- _GIVEN PROBLEM_
Check every line of the entries that follow, and copy the ones containing "grid".

- _TASK DATA_
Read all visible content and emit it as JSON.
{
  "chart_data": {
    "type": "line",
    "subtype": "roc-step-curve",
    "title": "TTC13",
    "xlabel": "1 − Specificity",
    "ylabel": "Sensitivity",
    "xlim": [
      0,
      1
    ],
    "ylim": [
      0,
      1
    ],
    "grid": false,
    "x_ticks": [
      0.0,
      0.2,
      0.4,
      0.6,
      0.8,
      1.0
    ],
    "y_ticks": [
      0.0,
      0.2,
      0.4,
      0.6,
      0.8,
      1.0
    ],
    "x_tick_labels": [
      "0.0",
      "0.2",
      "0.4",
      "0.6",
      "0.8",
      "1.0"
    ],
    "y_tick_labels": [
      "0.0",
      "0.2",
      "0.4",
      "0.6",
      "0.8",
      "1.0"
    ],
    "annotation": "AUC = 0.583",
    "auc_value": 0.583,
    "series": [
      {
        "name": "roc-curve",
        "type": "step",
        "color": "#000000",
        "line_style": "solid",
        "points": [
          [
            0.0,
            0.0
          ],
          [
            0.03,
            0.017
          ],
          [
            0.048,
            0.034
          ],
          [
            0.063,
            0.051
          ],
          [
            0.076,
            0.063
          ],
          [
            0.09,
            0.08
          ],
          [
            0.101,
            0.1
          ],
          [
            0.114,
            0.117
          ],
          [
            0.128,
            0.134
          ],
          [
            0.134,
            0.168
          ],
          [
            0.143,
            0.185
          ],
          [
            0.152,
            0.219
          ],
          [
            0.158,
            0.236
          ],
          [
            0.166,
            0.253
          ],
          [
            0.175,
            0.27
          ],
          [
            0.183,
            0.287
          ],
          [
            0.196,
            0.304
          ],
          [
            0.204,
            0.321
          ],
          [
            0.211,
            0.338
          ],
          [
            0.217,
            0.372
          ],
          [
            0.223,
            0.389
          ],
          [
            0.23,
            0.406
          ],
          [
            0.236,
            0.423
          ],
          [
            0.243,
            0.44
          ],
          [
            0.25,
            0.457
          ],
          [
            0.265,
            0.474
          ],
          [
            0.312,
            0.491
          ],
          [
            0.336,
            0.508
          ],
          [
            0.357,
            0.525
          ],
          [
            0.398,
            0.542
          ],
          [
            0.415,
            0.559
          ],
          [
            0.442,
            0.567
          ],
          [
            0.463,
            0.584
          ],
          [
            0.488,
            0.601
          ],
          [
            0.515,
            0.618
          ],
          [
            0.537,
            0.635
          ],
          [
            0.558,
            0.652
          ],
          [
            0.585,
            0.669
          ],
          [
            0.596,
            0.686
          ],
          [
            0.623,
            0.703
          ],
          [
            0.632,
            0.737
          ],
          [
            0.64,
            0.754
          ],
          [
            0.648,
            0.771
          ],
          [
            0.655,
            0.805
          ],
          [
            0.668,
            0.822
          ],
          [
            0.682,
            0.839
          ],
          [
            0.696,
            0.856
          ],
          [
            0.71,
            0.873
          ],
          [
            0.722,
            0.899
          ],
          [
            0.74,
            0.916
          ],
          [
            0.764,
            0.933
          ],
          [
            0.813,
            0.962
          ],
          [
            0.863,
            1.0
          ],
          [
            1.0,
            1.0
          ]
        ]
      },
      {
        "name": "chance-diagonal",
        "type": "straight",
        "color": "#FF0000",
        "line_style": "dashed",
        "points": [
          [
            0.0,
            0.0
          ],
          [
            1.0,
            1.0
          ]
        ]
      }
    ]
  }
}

* * *

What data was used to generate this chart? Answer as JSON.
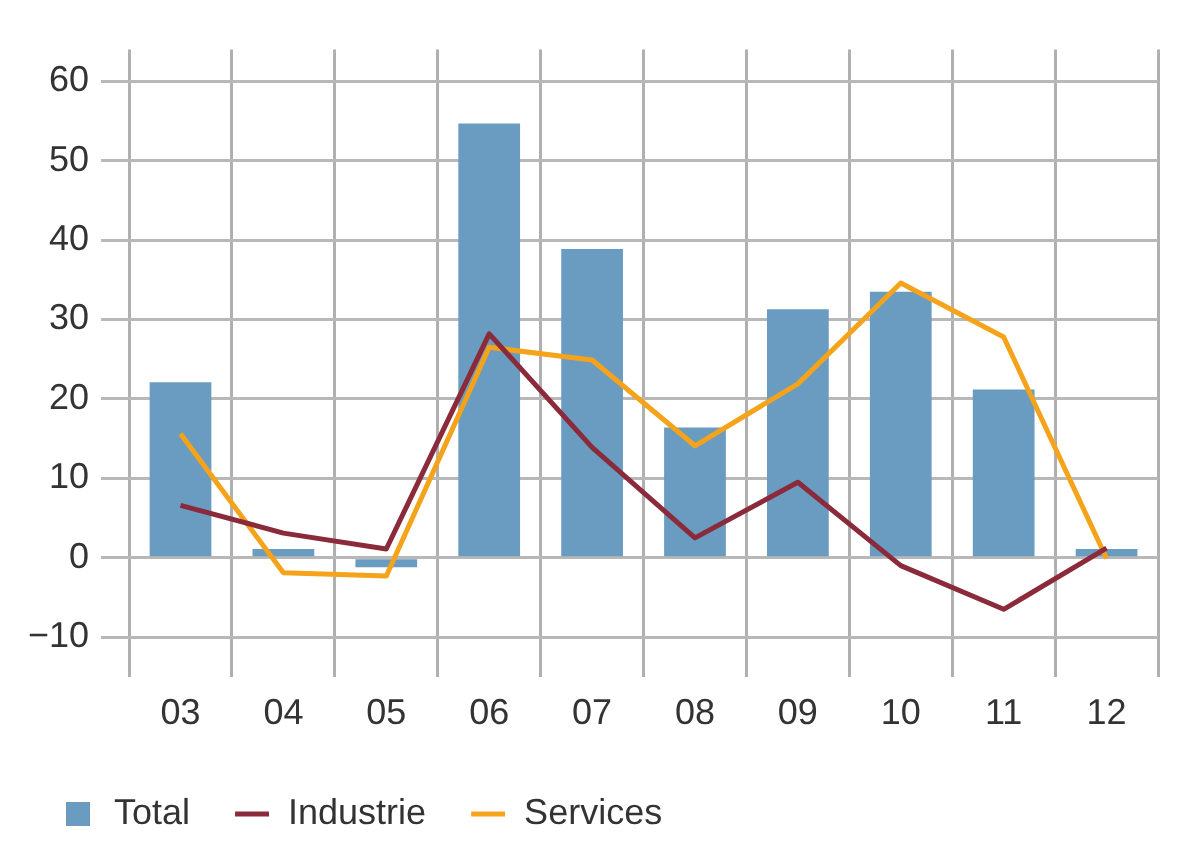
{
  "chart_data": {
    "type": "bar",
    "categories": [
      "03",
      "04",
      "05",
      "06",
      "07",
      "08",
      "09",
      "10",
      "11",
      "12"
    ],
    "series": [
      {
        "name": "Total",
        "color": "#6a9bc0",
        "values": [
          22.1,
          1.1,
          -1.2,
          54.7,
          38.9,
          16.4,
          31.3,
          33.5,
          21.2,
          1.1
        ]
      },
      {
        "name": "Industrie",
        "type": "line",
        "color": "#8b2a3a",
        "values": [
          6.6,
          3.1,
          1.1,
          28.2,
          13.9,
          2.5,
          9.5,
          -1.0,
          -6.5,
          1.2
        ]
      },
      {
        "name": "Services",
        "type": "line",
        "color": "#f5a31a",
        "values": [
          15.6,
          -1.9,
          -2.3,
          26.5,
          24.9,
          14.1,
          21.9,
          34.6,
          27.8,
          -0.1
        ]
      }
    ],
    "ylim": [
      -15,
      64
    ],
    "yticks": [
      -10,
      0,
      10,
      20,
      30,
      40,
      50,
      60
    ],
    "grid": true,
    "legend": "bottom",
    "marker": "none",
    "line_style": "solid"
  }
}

---

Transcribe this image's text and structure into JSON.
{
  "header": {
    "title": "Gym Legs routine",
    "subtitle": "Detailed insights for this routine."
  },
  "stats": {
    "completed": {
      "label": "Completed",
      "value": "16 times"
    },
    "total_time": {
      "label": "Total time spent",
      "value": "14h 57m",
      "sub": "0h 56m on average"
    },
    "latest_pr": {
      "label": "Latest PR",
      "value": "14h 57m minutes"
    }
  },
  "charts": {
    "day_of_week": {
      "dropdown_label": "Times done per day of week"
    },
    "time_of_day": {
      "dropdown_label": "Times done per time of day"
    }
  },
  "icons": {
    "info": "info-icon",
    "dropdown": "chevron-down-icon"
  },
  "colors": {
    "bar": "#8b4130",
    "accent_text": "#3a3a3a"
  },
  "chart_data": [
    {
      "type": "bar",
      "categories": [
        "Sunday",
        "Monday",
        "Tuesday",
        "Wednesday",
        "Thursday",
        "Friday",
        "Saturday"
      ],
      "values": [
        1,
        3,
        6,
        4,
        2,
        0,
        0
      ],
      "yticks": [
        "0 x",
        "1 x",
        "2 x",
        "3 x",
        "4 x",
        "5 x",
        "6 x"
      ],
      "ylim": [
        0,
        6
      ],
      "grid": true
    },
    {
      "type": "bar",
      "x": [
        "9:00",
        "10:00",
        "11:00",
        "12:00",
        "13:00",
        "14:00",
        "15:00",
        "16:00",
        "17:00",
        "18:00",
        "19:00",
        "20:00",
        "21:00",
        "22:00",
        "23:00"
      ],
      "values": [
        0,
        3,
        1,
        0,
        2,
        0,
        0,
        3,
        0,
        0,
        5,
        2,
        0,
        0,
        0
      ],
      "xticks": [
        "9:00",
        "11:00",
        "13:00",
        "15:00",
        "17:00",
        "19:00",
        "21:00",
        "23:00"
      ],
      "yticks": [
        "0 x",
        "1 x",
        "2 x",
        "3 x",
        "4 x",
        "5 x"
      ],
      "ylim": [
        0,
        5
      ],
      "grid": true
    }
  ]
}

- _THE SOLUTION_
    "grid": false,
    "grid": true,
      "grid": true
      "grid": true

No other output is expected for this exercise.